Requirement —
Locate the lines that hold the string "Impedance". Copy every such line.

:::

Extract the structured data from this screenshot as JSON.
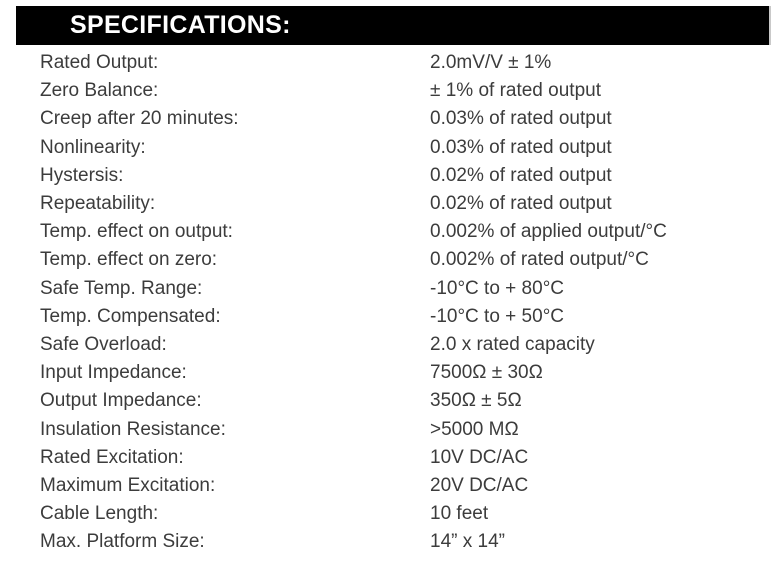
{
  "page": {
    "background_color": "#ffffff",
    "body_text_color": "#3c3c3c"
  },
  "specifications": {
    "title": "SPECIFICATIONS:",
    "header_bg_color": "#000000",
    "header_text_color": "#ffffff",
    "rows": [
      {
        "label": "Rated Output:",
        "value": "2.0mV/V ± 1%"
      },
      {
        "label": "Zero Balance:",
        "value": "± 1% of rated output"
      },
      {
        "label": "Creep after 20 minutes:",
        "value": "0.03% of rated output"
      },
      {
        "label": "Nonlinearity:",
        "value": "0.03% of rated output"
      },
      {
        "label": "Hystersis:",
        "value": "0.02% of rated output"
      },
      {
        "label": "Repeatability:",
        "value": "0.02% of rated output"
      },
      {
        "label": "Temp. effect on output:",
        "value": "0.002% of applied output/°C"
      },
      {
        "label": "Temp. effect on zero:",
        "value": "0.002% of rated output/°C"
      },
      {
        "label": "Safe Temp. Range:",
        "value": "-10°C to + 80°C"
      },
      {
        "label": "Temp. Compensated:",
        "value": "-10°C to + 50°C"
      },
      {
        "label": "Safe Overload:",
        "value": "2.0 x rated capacity"
      },
      {
        "label": "Input Impedance:",
        "value": "7500Ω ± 30Ω"
      },
      {
        "label": "Output Impedance:",
        "value": "350Ω ± 5Ω"
      },
      {
        "label": "Insulation Resistance:",
        "value": ">5000 MΩ"
      },
      {
        "label": "Rated Excitation:",
        "value": "10V DC/AC"
      },
      {
        "label": "Maximum Excitation:",
        "value": "20V DC/AC"
      },
      {
        "label": "Cable Length:",
        "value": "10 feet"
      },
      {
        "label": "Max. Platform Size:",
        "value": "14” x 14”"
      }
    ]
  }
}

:::

The output —
        "label": "Input Impedance:",
        "label": "Output Impedance:",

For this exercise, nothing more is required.